TASK STATEMENT: Among the lines below, count those with "name". Give the total alone.

Dataset records:
• • • • •

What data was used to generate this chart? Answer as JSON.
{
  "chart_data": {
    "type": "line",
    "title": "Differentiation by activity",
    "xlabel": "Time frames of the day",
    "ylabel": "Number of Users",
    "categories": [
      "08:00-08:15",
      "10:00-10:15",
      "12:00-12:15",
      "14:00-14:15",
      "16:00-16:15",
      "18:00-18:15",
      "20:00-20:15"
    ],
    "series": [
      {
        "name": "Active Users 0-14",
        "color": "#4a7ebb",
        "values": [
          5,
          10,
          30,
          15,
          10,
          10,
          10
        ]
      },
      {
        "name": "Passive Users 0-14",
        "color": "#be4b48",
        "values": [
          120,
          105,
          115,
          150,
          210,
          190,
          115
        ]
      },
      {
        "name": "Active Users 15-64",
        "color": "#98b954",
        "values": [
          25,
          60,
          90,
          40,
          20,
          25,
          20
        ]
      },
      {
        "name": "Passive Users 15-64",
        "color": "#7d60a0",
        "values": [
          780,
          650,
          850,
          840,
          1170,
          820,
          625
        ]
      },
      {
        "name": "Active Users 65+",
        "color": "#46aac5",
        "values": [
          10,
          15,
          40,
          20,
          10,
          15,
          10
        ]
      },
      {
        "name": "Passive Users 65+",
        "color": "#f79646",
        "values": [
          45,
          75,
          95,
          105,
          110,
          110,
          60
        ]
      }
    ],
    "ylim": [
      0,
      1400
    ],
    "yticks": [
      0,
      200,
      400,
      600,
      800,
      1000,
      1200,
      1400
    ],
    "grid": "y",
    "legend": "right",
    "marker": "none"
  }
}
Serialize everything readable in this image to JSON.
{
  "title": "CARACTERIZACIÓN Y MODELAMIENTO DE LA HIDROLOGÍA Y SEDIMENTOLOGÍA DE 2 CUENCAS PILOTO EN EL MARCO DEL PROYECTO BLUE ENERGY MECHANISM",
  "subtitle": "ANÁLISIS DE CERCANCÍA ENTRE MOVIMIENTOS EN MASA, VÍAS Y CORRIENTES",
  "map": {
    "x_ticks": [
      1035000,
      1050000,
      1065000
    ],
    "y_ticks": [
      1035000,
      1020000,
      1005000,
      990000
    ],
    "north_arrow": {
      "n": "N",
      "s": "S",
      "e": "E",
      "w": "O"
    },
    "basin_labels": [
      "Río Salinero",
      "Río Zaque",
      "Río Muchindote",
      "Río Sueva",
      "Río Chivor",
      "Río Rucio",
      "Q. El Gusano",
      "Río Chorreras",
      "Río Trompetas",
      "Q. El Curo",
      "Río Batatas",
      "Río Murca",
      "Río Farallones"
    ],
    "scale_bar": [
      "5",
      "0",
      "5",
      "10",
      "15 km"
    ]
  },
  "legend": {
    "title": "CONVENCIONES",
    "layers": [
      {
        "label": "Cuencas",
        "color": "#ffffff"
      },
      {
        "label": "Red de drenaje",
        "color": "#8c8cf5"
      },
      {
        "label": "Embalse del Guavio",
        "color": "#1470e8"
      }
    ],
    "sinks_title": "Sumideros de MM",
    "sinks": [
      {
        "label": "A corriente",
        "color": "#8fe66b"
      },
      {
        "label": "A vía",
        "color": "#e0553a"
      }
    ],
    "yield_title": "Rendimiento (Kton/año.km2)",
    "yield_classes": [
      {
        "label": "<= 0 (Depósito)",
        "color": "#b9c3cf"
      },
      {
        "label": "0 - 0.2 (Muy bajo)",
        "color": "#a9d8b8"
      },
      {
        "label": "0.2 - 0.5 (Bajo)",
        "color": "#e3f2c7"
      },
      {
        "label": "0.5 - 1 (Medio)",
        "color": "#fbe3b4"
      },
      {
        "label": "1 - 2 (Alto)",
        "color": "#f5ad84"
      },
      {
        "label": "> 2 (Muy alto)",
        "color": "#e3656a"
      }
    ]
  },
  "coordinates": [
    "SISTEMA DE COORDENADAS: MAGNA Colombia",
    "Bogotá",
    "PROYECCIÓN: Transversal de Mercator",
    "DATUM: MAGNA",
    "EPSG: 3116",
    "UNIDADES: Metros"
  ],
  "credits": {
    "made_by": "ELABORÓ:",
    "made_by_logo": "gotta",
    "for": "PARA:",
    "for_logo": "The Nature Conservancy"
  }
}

• • • • •

SOLUTION FOR THIS EXERCISE: 6